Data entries
-- start --

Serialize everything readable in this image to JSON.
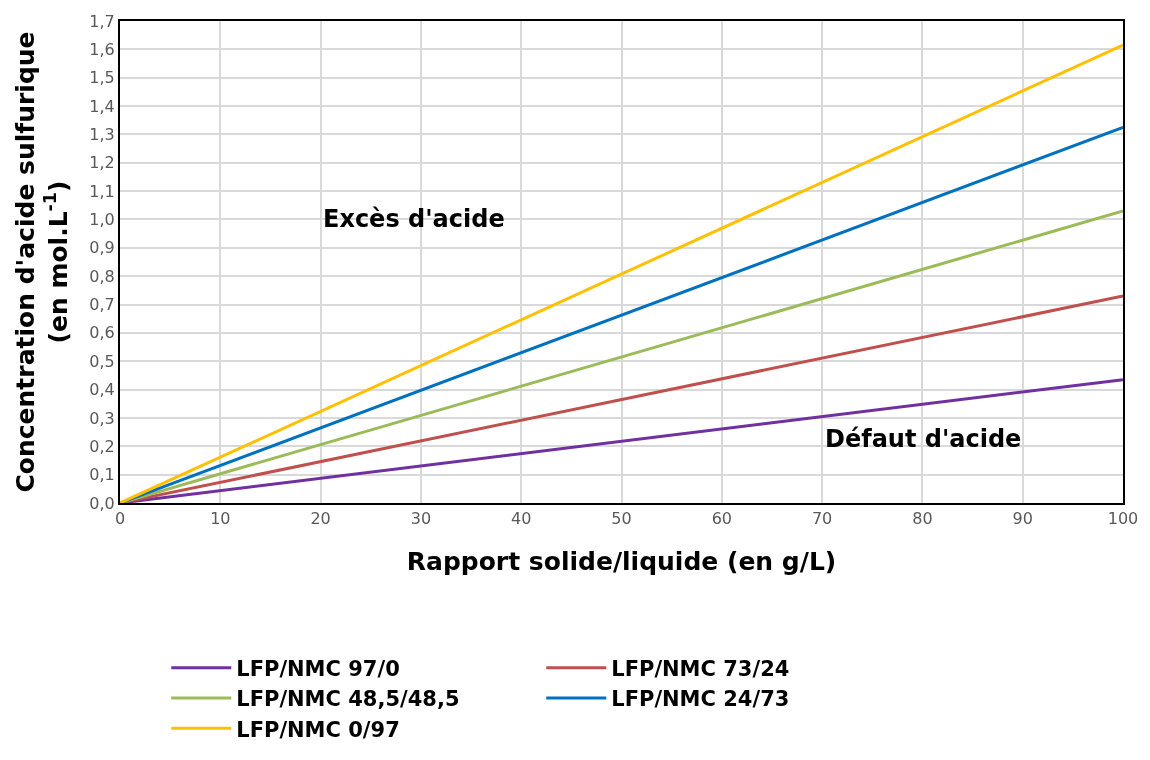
{
  "chart_data": {
    "type": "line",
    "xlabel": "Rapport solide/liquide (en g/L)",
    "ylabel": "Concentration d'acide sulfurique\n(en mol.L$^{-1}$)",
    "x": [
      0,
      100
    ],
    "series": [
      {
        "name": "LFP/NMC 97/0",
        "color": "#7030a0",
        "values": [
          0,
          0.435
        ]
      },
      {
        "name": "LFP/NMC 73/24",
        "color": "#c0504d",
        "values": [
          0,
          0.73
        ]
      },
      {
        "name": "LFP/NMC 48,5/48,5",
        "color": "#9bbb59",
        "values": [
          0,
          1.03
        ]
      },
      {
        "name": "LFP/NMC 24/73",
        "color": "#0070c0",
        "values": [
          0,
          1.325
        ]
      },
      {
        "name": "LFP/NMC 0/97",
        "color": "#ffc000",
        "values": [
          0,
          1.615
        ]
      }
    ],
    "xlim": [
      0,
      100
    ],
    "xticks": [
      0,
      10,
      20,
      30,
      40,
      50,
      60,
      70,
      80,
      90,
      100
    ],
    "ylim": [
      0,
      1.7
    ],
    "yticks": [
      {
        "value": 0,
        "label": "0,0"
      },
      {
        "value": 0.1,
        "label": "0,1"
      },
      {
        "value": 0.2,
        "label": "0,2"
      },
      {
        "value": 0.3,
        "label": "0,3"
      },
      {
        "value": 0.4,
        "label": "0,4"
      },
      {
        "value": 0.5,
        "label": "0,5"
      },
      {
        "value": 0.6,
        "label": "0,6"
      },
      {
        "value": 0.7,
        "label": "0,7"
      },
      {
        "value": 0.8,
        "label": "0,8"
      },
      {
        "value": 0.9,
        "label": "0,9"
      },
      {
        "value": 1.0,
        "label": "1,0"
      },
      {
        "value": 1.1,
        "label": "1,1"
      },
      {
        "value": 1.2,
        "label": "1,2"
      },
      {
        "value": 1.3,
        "label": "1,3"
      },
      {
        "value": 1.4,
        "label": "1,4"
      },
      {
        "value": 1.5,
        "label": "1,5"
      },
      {
        "value": 1.6,
        "label": "1,6"
      },
      {
        "value": 1.7,
        "label": "1,7"
      }
    ],
    "annotations": [
      "Excès d'acide",
      "Défaut d'acide"
    ],
    "grid": true,
    "legend": "bottom",
    "marker": "none",
    "line_style": "solid"
  }
}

-- end --

Challenge — Pull out all lines containing "name".

Response below —
        "name": "LFP/NMC 97/0",
        "name": "LFP/NMC 73/24",
        "name": "LFP/NMC 48,5/48,5",
        "name": "LFP/NMC 24/73",
        "name": "LFP/NMC 0/97",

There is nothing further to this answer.